**Exercise brief**
Below are some entries; can you quote all of them exactly?

Items listed in a dataset:

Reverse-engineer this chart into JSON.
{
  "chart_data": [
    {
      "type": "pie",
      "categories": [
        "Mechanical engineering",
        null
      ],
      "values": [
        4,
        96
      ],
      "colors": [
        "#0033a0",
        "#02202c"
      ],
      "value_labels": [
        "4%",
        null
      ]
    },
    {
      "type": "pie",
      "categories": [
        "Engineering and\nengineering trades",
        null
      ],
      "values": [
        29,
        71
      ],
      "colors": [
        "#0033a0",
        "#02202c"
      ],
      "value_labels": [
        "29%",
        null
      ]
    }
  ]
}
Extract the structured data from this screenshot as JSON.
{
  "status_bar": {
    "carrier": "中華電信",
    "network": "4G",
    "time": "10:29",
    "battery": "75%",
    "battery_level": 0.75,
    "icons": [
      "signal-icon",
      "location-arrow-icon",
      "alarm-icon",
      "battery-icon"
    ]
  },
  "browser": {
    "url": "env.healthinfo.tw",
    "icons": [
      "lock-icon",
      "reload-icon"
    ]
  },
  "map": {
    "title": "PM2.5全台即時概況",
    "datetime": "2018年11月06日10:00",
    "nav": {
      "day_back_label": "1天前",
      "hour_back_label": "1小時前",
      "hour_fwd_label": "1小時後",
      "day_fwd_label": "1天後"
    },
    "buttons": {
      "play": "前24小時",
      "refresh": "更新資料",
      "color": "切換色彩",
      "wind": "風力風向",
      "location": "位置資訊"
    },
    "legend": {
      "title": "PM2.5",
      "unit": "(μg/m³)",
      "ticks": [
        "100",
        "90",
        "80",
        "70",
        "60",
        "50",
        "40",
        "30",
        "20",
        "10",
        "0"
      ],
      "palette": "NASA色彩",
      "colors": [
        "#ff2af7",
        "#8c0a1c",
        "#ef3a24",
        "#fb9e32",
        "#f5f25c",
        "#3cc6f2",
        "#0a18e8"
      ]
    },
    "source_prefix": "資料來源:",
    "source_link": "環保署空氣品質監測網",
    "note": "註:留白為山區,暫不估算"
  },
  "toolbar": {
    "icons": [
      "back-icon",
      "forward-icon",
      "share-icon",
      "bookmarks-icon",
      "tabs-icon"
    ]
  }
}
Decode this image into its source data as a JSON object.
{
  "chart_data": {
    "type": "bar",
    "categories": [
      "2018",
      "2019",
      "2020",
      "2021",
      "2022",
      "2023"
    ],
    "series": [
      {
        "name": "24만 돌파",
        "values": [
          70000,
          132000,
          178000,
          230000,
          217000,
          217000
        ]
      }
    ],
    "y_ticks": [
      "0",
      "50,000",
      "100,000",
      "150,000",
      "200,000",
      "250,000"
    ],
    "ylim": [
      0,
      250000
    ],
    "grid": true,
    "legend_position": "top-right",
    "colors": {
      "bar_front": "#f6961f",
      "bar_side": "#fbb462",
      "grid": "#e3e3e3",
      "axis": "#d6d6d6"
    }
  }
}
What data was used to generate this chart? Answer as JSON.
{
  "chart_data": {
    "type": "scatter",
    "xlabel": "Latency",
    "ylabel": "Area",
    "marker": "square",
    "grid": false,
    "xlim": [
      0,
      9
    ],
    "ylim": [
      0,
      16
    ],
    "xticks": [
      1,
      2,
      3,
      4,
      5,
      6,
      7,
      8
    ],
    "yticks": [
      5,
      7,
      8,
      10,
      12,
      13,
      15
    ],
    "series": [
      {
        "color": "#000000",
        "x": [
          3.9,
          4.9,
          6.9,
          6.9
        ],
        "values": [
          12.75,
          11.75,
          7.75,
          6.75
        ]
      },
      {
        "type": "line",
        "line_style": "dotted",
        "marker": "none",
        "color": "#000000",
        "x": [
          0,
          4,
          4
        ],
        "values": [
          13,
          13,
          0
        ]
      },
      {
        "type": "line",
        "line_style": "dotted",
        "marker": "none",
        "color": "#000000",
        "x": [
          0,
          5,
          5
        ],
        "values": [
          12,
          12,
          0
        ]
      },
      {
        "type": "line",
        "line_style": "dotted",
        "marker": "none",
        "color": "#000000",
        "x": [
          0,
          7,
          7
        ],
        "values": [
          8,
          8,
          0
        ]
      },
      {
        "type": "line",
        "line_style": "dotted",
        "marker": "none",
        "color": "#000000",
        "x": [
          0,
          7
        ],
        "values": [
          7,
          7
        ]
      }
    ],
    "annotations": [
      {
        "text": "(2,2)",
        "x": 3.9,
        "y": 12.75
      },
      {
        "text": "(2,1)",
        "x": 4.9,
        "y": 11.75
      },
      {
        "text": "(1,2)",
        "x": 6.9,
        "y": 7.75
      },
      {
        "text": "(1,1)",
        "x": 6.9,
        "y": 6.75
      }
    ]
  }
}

**Answer below**
Reverse-engineer this chart into JSON.
{
  "chart_data": [
    {
      "type": "pie",
      "categories": [
        "Mechanical engineering",
        null
      ],
      "values": [
        4,
        96
      ],
      "colors": [
        "#0033a0",
        "#02202c"
      ],
      "value_labels": [
        "4%",
        null
      ]
    },
    {
      "type": "pie",
      "categories": [
        "Engineering and\nengineering trades",
        null
      ],
      "values": [
        29,
        71
      ],
      "colors": [
        "#0033a0",
        "#02202c"
      ],
      "value_labels": [
        "29%",
        null
      ]
    }
  ]
}
Extract the structured data from this screenshot as JSON.
{
  "status_bar": {
    "carrier": "中華電信",
    "network": "4G",
    "time": "10:29",
    "battery": "75%",
    "battery_level": 0.75,
    "icons": [
      "signal-icon",
      "location-arrow-icon",
      "alarm-icon",
      "battery-icon"
    ]
  },
  "browser": {
    "url": "env.healthinfo.tw",
    "icons": [
      "lock-icon",
      "reload-icon"
    ]
  },
  "map": {
    "title": "PM2.5全台即時概況",
    "datetime": "2018年11月06日10:00",
    "nav": {
      "day_back_label": "1天前",
      "hour_back_label": "1小時前",
      "hour_fwd_label": "1小時後",
      "day_fwd_label": "1天後"
    },
    "buttons": {
      "play": "前24小時",
      "refresh": "更新資料",
      "color": "切換色彩",
      "wind": "風力風向",
      "location": "位置資訊"
    },
    "legend": {
      "title": "PM2.5",
      "unit": "(μg/m³)",
      "ticks": [
        "100",
        "90",
        "80",
        "70",
        "60",
        "50",
        "40",
        "30",
        "20",
        "10",
        "0"
      ],
      "palette": "NASA色彩",
      "colors": [
        "#ff2af7",
        "#8c0a1c",
        "#ef3a24",
        "#fb9e32",
        "#f5f25c",
        "#3cc6f2",
        "#0a18e8"
      ]
    },
    "source_prefix": "資料來源:",
    "source_link": "環保署空氣品質監測網",
    "note": "註:留白為山區,暫不估算"
  },
  "toolbar": {
    "icons": [
      "back-icon",
      "forward-icon",
      "share-icon",
      "bookmarks-icon",
      "tabs-icon"
    ]
  }
}
Decode this image into its source data as a JSON object.
{
  "chart_data": {
    "type": "bar",
    "categories": [
      "2018",
      "2019",
      "2020",
      "2021",
      "2022",
      "2023"
    ],
    "series": [
      {
        "name": "24만 돌파",
        "values": [
          70000,
          132000,
          178000,
          230000,
          217000,
          217000
        ]
      }
    ],
    "y_ticks": [
      "0",
      "50,000",
      "100,000",
      "150,000",
      "200,000",
      "250,000"
    ],
    "ylim": [
      0,
      250000
    ],
    "grid": true,
    "legend_position": "top-right",
    "colors": {
      "bar_front": "#f6961f",
      "bar_side": "#fbb462",
      "grid": "#e3e3e3",
      "axis": "#d6d6d6"
    }
  }
}
What data was used to generate this chart? Answer as JSON.
{
  "chart_data": {
    "type": "scatter",
    "xlabel": "Latency",
    "ylabel": "Area",
    "marker": "square",
    "grid": false,
    "xlim": [
      0,
      9
    ],
    "ylim": [
      0,
      16
    ],
    "xticks": [
      1,
      2,
      3,
      4,
      5,
      6,
      7,
      8
    ],
    "yticks": [
      5,
      7,
      8,
      10,
      12,
      13,
      15
    ],
    "series": [
      {
        "color": "#000000",
        "x": [
          3.9,
          4.9,
          6.9,
          6.9
        ],
        "values": [
          12.75,
          11.75,
          7.75,
          6.75
        ]
      },
      {
        "type": "line",
        "line_style": "dotted",
        "marker": "none",
        "color": "#000000",
        "x": [
          0,
          4,
          4
        ],
        "values": [
          13,
          13,
          0
        ]
      },
      {
        "type": "line",
        "line_style": "dotted",
        "marker": "none",
        "color": "#000000",
        "x": [
          0,
          5,
          5
        ],
        "values": [
          12,
          12,
          0
        ]
      },
      {
        "type": "line",
        "line_style": "dotted",
        "marker": "none",
        "color": "#000000",
        "x": [
          0,
          7,
          7
        ],
        "values": [
          8,
          8,
          0
        ]
      },
      {
        "type": "line",
        "line_style": "dotted",
        "marker": "none",
        "color": "#000000",
        "x": [
          0,
          7
        ],
        "values": [
          7,
          7
        ]
      }
    ],
    "annotations": [
      {
        "text": "(2,2)",
        "x": 3.9,
        "y": 12.75
      },
      {
        "text": "(2,1)",
        "x": 4.9,
        "y": 11.75
      },
      {
        "text": "(1,2)",
        "x": 6.9,
        "y": 7.75
      },
      {
        "text": "(1,1)",
        "x": 6.9,
        "y": 6.75
      }
    ]
  }
}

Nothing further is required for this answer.